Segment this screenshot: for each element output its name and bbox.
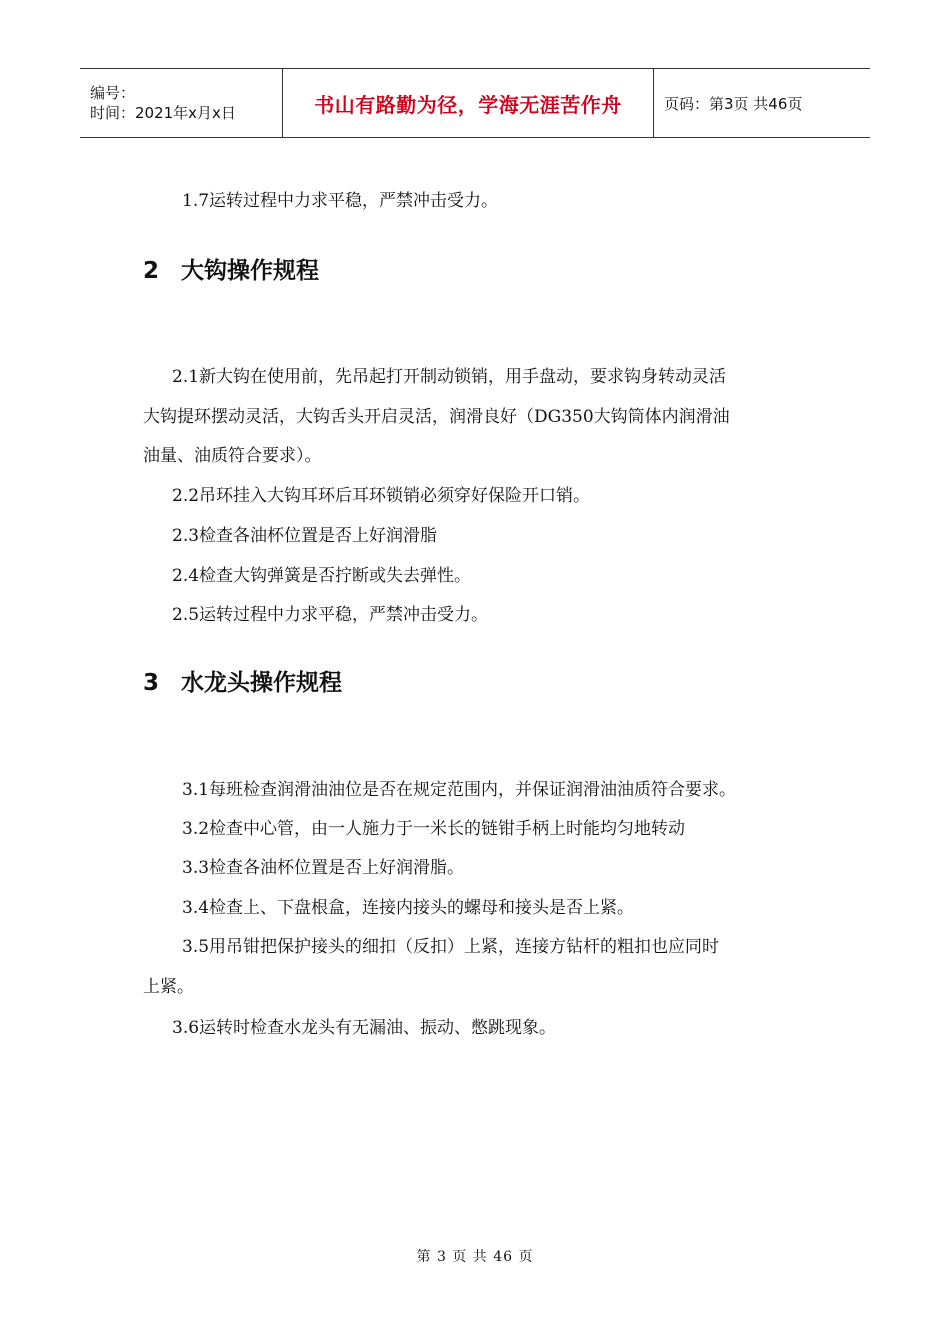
page-header: [80, 68, 870, 138]
paragraph-3-3: 3.3检查各油杯位置是否上好润滑脂。: [182, 858, 465, 878]
section-3-title: 水龙头操作规程: [181, 670, 342, 696]
paragraph-3-5-cont: 上紧。: [143, 977, 194, 997]
paragraph-1-7: 1.7运转过程中力求平稳，严禁冲击受力。: [182, 191, 499, 211]
paragraph-2-4: 2.4检查大钩弹簧是否拧断或失去弹性。: [172, 566, 472, 586]
header-time-label: 时间：2021年x月x日: [90, 104, 236, 122]
paragraph-2-1-cont: 油量、油质符合要求）。: [143, 446, 322, 466]
paragraph-3-1: 3.1每班检查润滑油油位是否在规定范围内，并保证润滑油油质符合要求。: [182, 780, 737, 800]
paragraph-3-2: 3.2检查中心管，由一人施力于一米长的链钳手柄上时能均匀地转动: [182, 819, 686, 839]
header-number-label: 编号：: [90, 84, 136, 102]
paragraph-3-5: 3.5用吊钳把保护接头的细扣（反扣）上紧，连接方钻杆的粗扣也应同时: [182, 937, 720, 957]
section-2-number: 2: [143, 258, 160, 284]
paragraph-3-4: 3.4检查上、下盘根盒，连接内接头的螺母和接头是否上紧。: [182, 898, 635, 918]
paragraph-3-6: 3.6运转时检查水龙头有无漏油、振动、憋跳现象。: [172, 1018, 557, 1038]
section-2-title: 大钩操作规程: [181, 258, 319, 284]
paragraph-2-3: 2.3检查各油杯位置是否上好润滑脂: [172, 526, 438, 546]
paragraph-2-1-cont: 大钩提环摆动灵活，大钩舌头开启灵活，润滑良好（DG350大钩筒体内润滑油: [143, 407, 730, 427]
header-page-info: 页码：第3页 共46页: [664, 94, 803, 113]
page-footer: 第 3 页 共 46 页: [416, 1249, 534, 1265]
header-page-cell: [654, 69, 870, 137]
paragraph-2-5: 2.5运转过程中力求平稳，严禁冲击受力。: [172, 605, 489, 625]
header-meta: [80, 69, 282, 137]
section-2-heading: [143, 252, 319, 285]
header-motto-cell: [282, 69, 654, 137]
header-motto: 书山有路勤为径，学海无涯苦作舟: [314, 92, 622, 117]
section-3-number: 3: [143, 670, 160, 696]
paragraph-2-1: 2.1新大钩在使用前，先吊起打开制动锁销，用手盘动，要求钩身转动灵活: [172, 367, 727, 387]
paragraph-2-2: 2.2吊环挂入大钩耳环后耳环锁销必须穿好保险开口销。: [172, 486, 591, 506]
section-3-heading: [143, 664, 342, 697]
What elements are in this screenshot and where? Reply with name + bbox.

▶ **Given request**: Convert the records above into a JSON list of strings, one string per line. Skip blank lines and omit the pictures.

▶ **Solved exercise**:
[
  "Segment this screenshot: for each element output its name and bbox.",
  "page-header: [80, 68, 870, 138]",
  "paragraph-3-3: 3.3检查各油杯位置是否上好润滑脂。: [182, 858, 465, 878]",
  "section-3-title: 水龙头操作规程: [181, 670, 342, 696]",
  "paragraph-3-5-cont: 上紧。: [143, 977, 194, 997]",
  "paragraph-1-7: 1.7运转过程中力求平稳，严禁冲击受力。: [182, 191, 499, 211]",
  "paragraph-2-4: 2.4检查大钩弹簧是否拧断或失去弹性。: [172, 566, 472, 586]",
  "header-time-label: 时间：2021年x月x日: [90, 104, 236, 122]",
  "paragraph-2-1-cont: 油量、油质符合要求）。: [143, 446, 322, 466]",
  "paragraph-3-1: 3.1每班检查润滑油油位是否在规定范围内，并保证润滑油油质符合要求。: [182, 780, 737, 800]",
  "paragraph-3-2: 3.2检查中心管，由一人施力于一米长的链钳手柄上时能均匀地转动: [182, 819, 686, 839]",
  "header-number-label: 编号：: [90, 84, 136, 102]",
  "paragraph-3-5: 3.5用吊钳把保护接头的细扣（反扣）上紧，连接方钻杆的粗扣也应同时: [182, 937, 720, 957]",
  "section-2-number: 2: [143, 258, 160, 284]",
  "paragraph-3-4: 3.4检查上、下盘根盒，连接内接头的螺母和接头是否上紧。: [182, 898, 635, 918]",
  "paragraph-3-6: 3.6运转时检查水龙头有无漏油、振动、憋跳现象。: [172, 1018, 557, 1038]",
  "section-2-title: 大钩操作规程: [181, 258, 319, 284]",
  "paragraph-2-3: 2.3检查各油杯位置是否上好润滑脂: [172, 526, 438, 546]",
  "paragraph-2-1-cont: 大钩提环摆动灵活，大钩舌头开启灵活，润滑良好（DG350大钩筒体内润滑油: [143, 407, 730, 427]",
  "header-page-info: 页码：第3页 共46页: [664, 94, 803, 113]",
  "page-footer: 第 3 页 共 46 页: [416, 1249, 534, 1265]",
  "header-page-cell: [654, 69, 870, 137]",
  "paragraph-2-5: 2.5运转过程中力求平稳，严禁冲击受力。: [172, 605, 489, 625]",
  "header-meta: [80, 69, 282, 137]",
  "section-2-heading: [143, 252, 319, 285]",
  "header-motto-cell: [282, 69, 654, 137]",
  "header-motto: 书山有路勤为径，学海无涯苦作舟: [314, 92, 622, 117]",
  "section-3-number: 3: [143, 670, 160, 696]",
  "paragraph-2-1: 2.1新大钩在使用前，先吊起打开制动锁销，用手盘动，要求钩身转动灵活: [172, 367, 727, 387]",
  "paragraph-2-2: 2.2吊环挂入大钩耳环后耳环锁销必须穿好保险开口销。: [172, 486, 591, 506]",
  "section-3-heading: [143, 664, 342, 697]",
  "What elements are in this screenshot and where? Reply with name + bbox."
]